## Goal:
Write out all the entries word for word and omit any pictures.

## Available data:
########
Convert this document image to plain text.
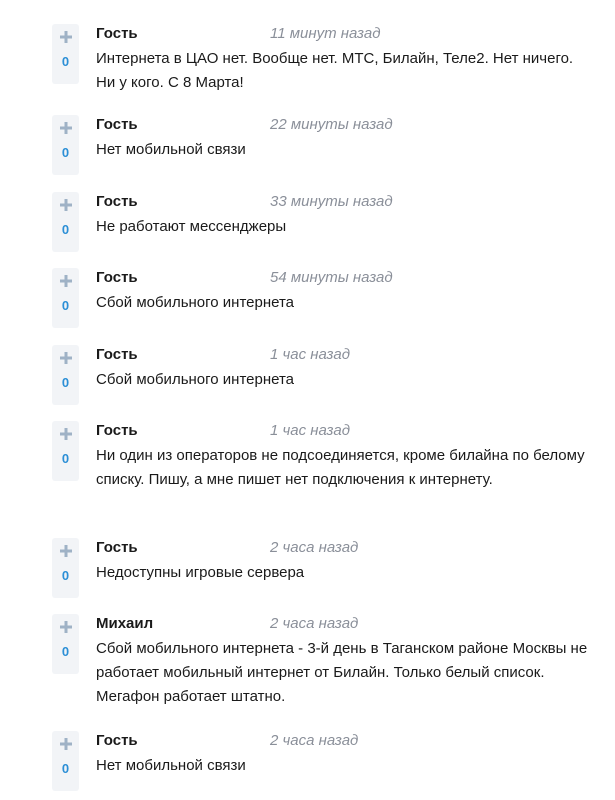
0
Гость	11 минут назад
Интернета в ЦАО нет. Вообще нет. МТС, Билайн, Теле2. Нет ничего. Ни у кого. С 8 Марта!
0
Гость	22 минуты назад
Нет мобильной связи
0
Гость	33 минуты назад
Не работают мессенджеры
0
Гость	54 минуты назад
Сбой мобильного интернета
0
Гость	1 час назад
Сбой мобильного интернета
0
Гость	1 час назад
Ни один из операторов не подсоединяется, кроме билайна по белому списку. Пишу, а мне пишет нет подключения к интернету.
0
Гость	2 часа назад
Недоступны игровые сервера
0
Михаил	2 часа назад
Сбой мобильного интернета - 3-й день в Таганском районе Москвы не работает мобильный интернет от Билайн. Только белый список. Мегафон работает штатно.
0
Гость	2 часа назад
Нет мобильной связи
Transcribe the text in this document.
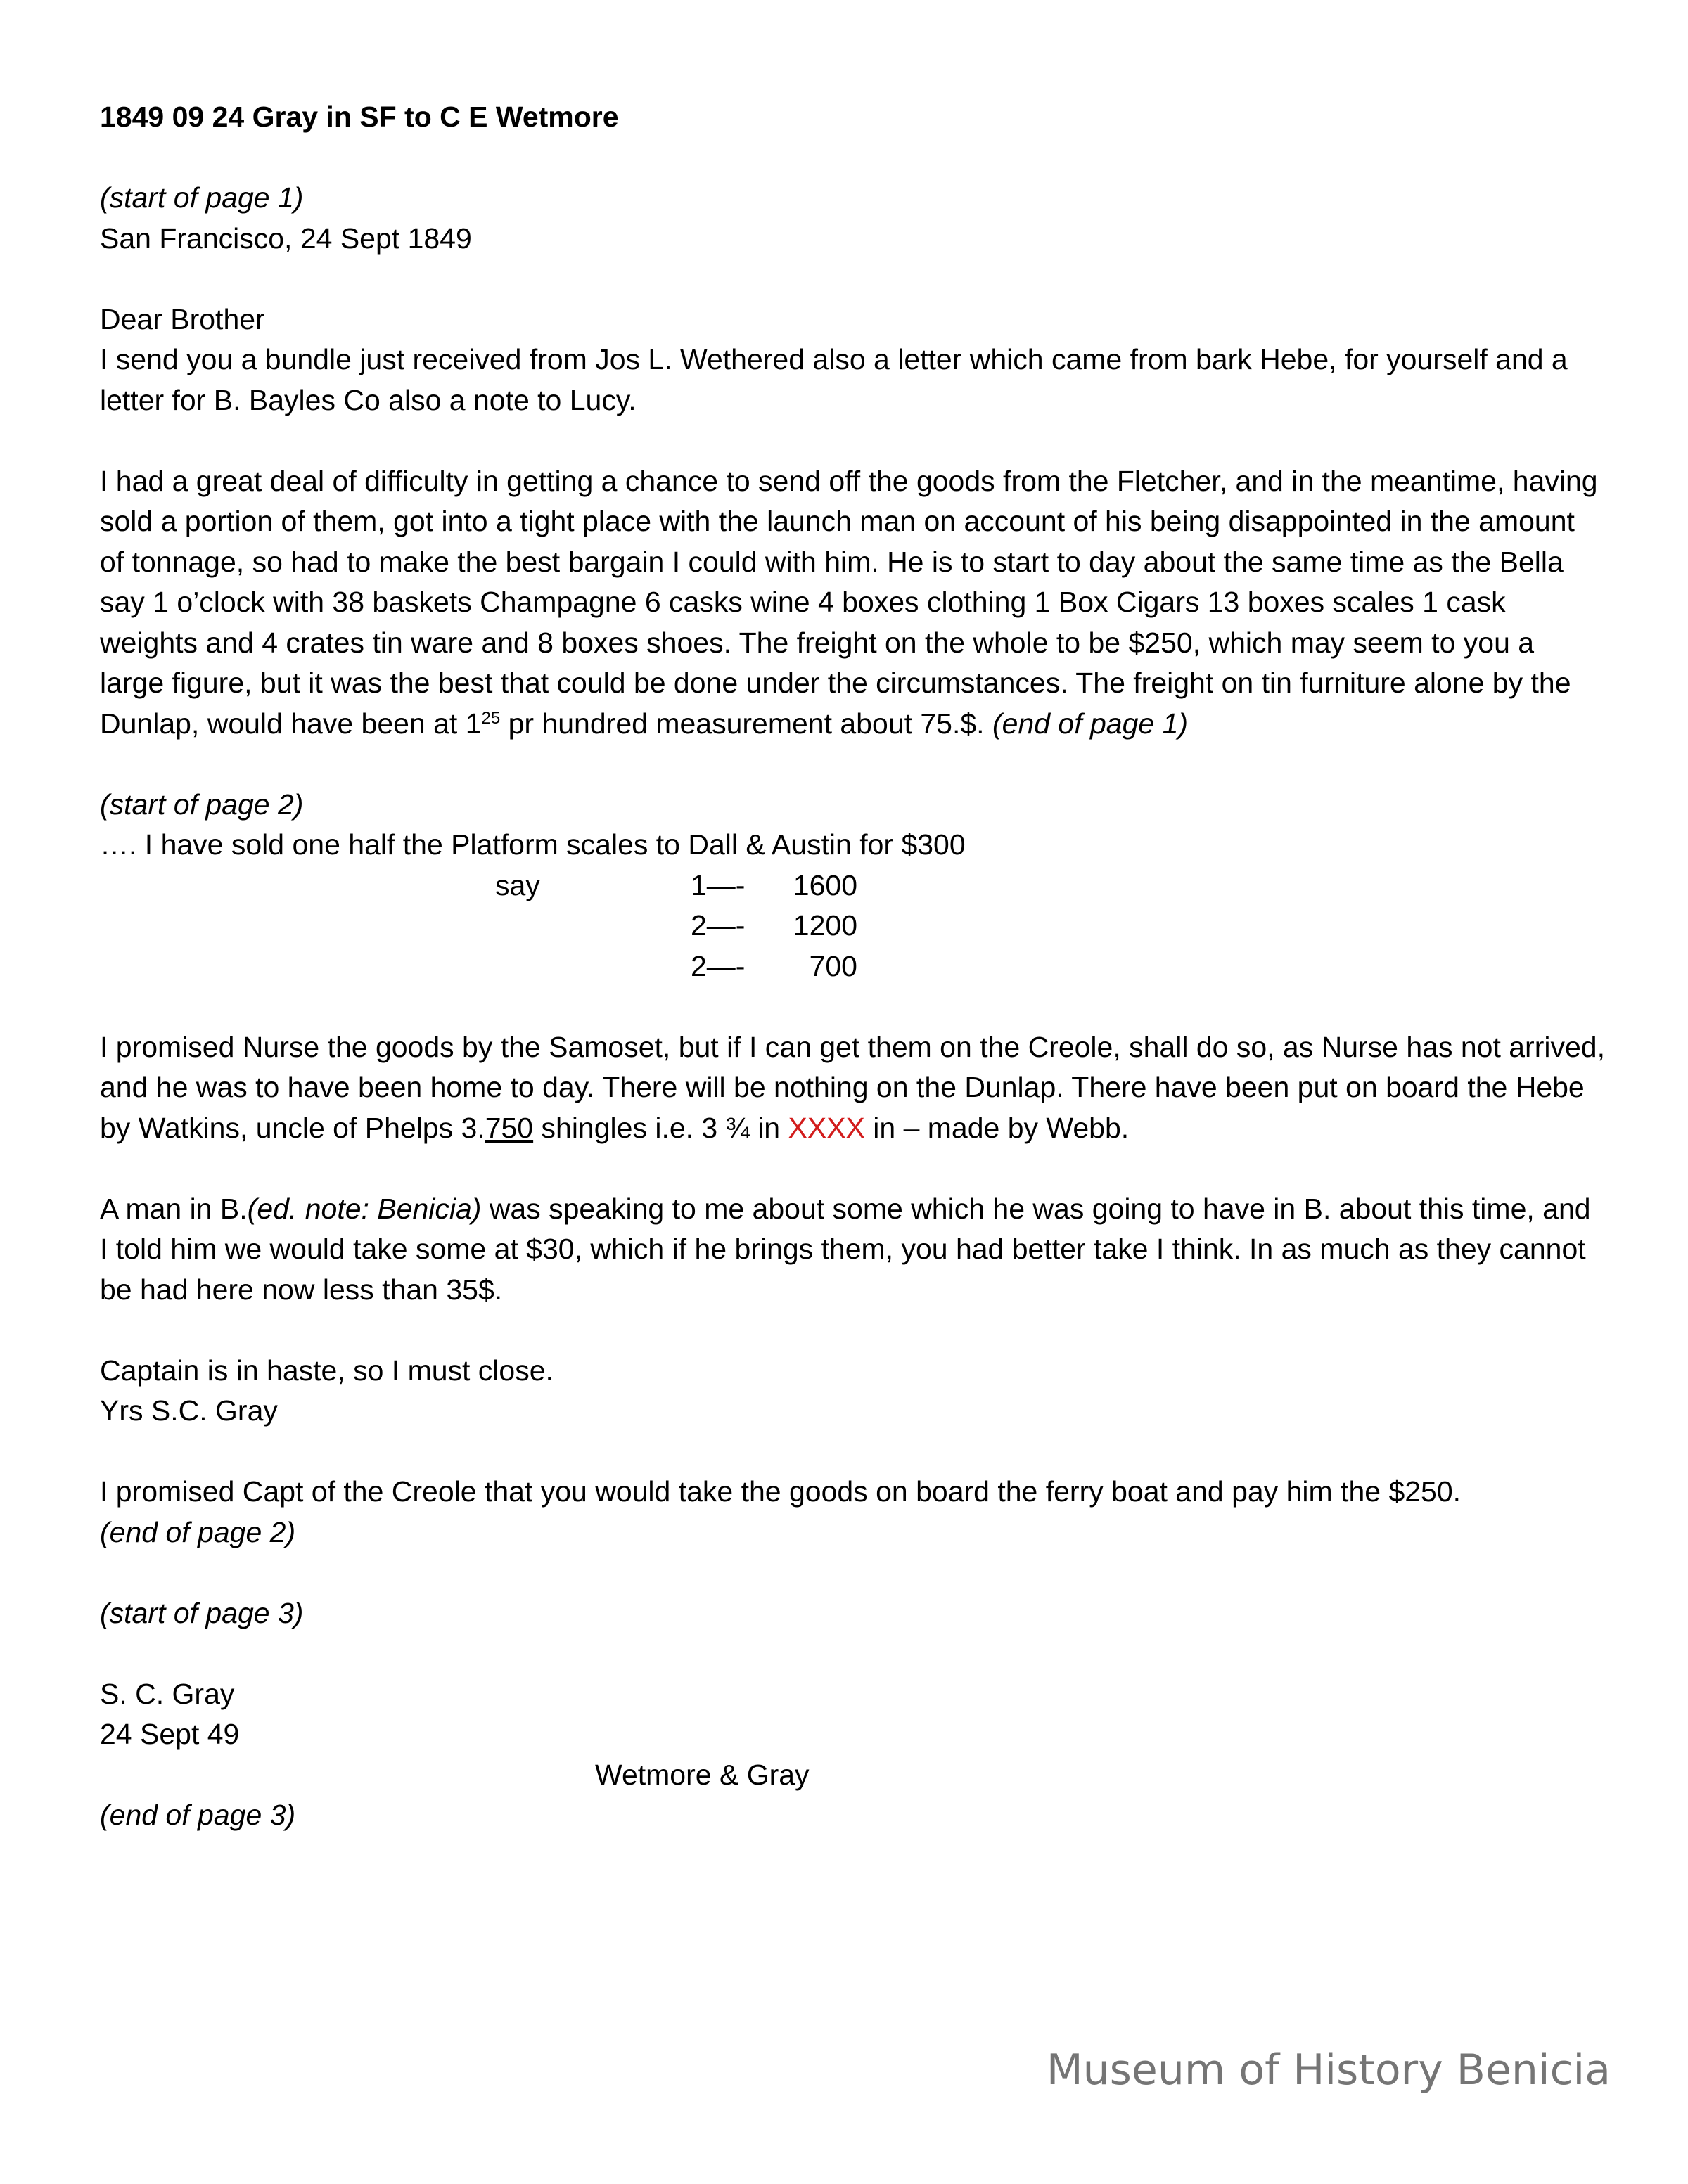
1849 09 24 Gray in SF to C E Wetmore
(start of page 1)
San Francisco, 24 Sept 1849
Dear Brother
I send you a bundle just received from Jos L. Wethered also a letter which came from bark Hebe, for yourself and a letter for B. Bayles Co also a note to Lucy.
I had a great deal of difficulty in getting a chance to send off the goods from the Fletcher, and in the meantime, having sold a portion of them, got into a tight place with the launch man on account of his being disappointed in the amount of tonnage, so had to make the best bargain I could with him. He is to start to day about the same time as the Bella say 1 o’clock with 38 baskets Champagne 6 casks wine 4 boxes clothing 1 Box Cigars 13 boxes scales 1 cask weights and 4 crates tin ware and 8 boxes shoes. The freight on the whole to be $250, which may seem to you a large figure, but it was the best that could be done under the circumstances. The freight on tin furniture alone by the Dunlap, would have been at $1^{25}$ pr hundred measurement about 75.$. (end of page 1)
(start of page 2)
…. I have sold one half the Platform scales to Dall & Austin for $300
say	1—- 1600
2—- 1200
2—-	700
I promised Nurse the goods by the Samoset, but if I can get them on the Creole, shall do so, as Nurse has not arrived, and he was to have been home to day. There will be nothing on the Dunlap. There have been put on board the Hebe by Watkins, uncle of Phelps 3.750 shingles i.e. 3 ¾ in XXXX in – made by Webb.
A man in B.(ed. note: Benicia) was speaking to me about some which he was going to have in B. about this time, and I told him we would take some at $30, which if he brings them, you had better take I think. In as much as they cannot be had here now less than 35$.
Captain is in haste, so I must close.
Yrs S.C. Gray
I promised Capt of the Creole that you would take the goods on board the ferry boat and pay him the $250.
(end of page 2)
(start of page 3)
S. C. Gray
24 Sept 49
Wetmore & Gray
(end of page 3)
Museum of History Benicia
########
## Full output:
Convert this document image to plain text.
0
Гость	11 минут назад
Интернета в ЦАО нет. Вообще нет. МТС, Билайн, Теле2. Нет ничего. Ни у кого. С 8 Марта!
0
Гость	22 минуты назад
Нет мобильной связи
0
Гость	33 минуты назад
Не работают мессенджеры
0
Гость	54 минуты назад
Сбой мобильного интернета
0
Гость	1 час назад
Сбой мобильного интернета
0
Гость	1 час назад
Ни один из операторов не подсоединяется, кроме билайна по белому списку. Пишу, а мне пишет нет подключения к интернету.
0
Гость	2 часа назад
Недоступны игровые сервера
0
Михаил	2 часа назад
Сбой мобильного интернета - 3-й день в Таганском районе Москвы не работает мобильный интернет от Билайн. Только белый список. Мегафон работает штатно.
0
Гость	2 часа назад
Нет мобильной связи
Transcribe the text in this document.
1849 09 24 Gray in SF to C E Wetmore
(start of page 1)
San Francisco, 24 Sept 1849
Dear Brother
I send you a bundle just received from Jos L. Wethered also a letter which came from bark Hebe, for yourself and a letter for B. Bayles Co also a note to Lucy.
I had a great deal of difficulty in getting a chance to send off the goods from the Fletcher, and in the meantime, having sold a portion of them, got into a tight place with the launch man on account of his being disappointed in the amount of tonnage, so had to make the best bargain I could with him. He is to start to day about the same time as the Bella say 1 o’clock with 38 baskets Champagne 6 casks wine 4 boxes clothing 1 Box Cigars 13 boxes scales 1 cask weights and 4 crates tin ware and 8 boxes shoes. The freight on the whole to be $250, which may seem to you a large figure, but it was the best that could be done under the circumstances. The freight on tin furniture alone by the Dunlap, would have been at $1^{25}$ pr hundred measurement about 75.$. (end of page 1)
(start of page 2)
…. I have sold one half the Platform scales to Dall & Austin for $300
say	1—- 1600
2—- 1200
2—-	700
I promised Nurse the goods by the Samoset, but if I can get them on the Creole, shall do so, as Nurse has not arrived, and he was to have been home to day. There will be nothing on the Dunlap. There have been put on board the Hebe by Watkins, uncle of Phelps 3.750 shingles i.e. 3 ¾ in XXXX in – made by Webb.
A man in B.(ed. note: Benicia) was speaking to me about some which he was going to have in B. about this time, and I told him we would take some at $30, which if he brings them, you had better take I think. In as much as they cannot be had here now less than 35$.
Captain is in haste, so I must close.
Yrs S.C. Gray
I promised Capt of the Creole that you would take the goods on board the ferry boat and pay him the $250.
(end of page 2)
(start of page 3)
S. C. Gray
24 Sept 49
Wetmore & Gray
(end of page 3)
Museum of History Benicia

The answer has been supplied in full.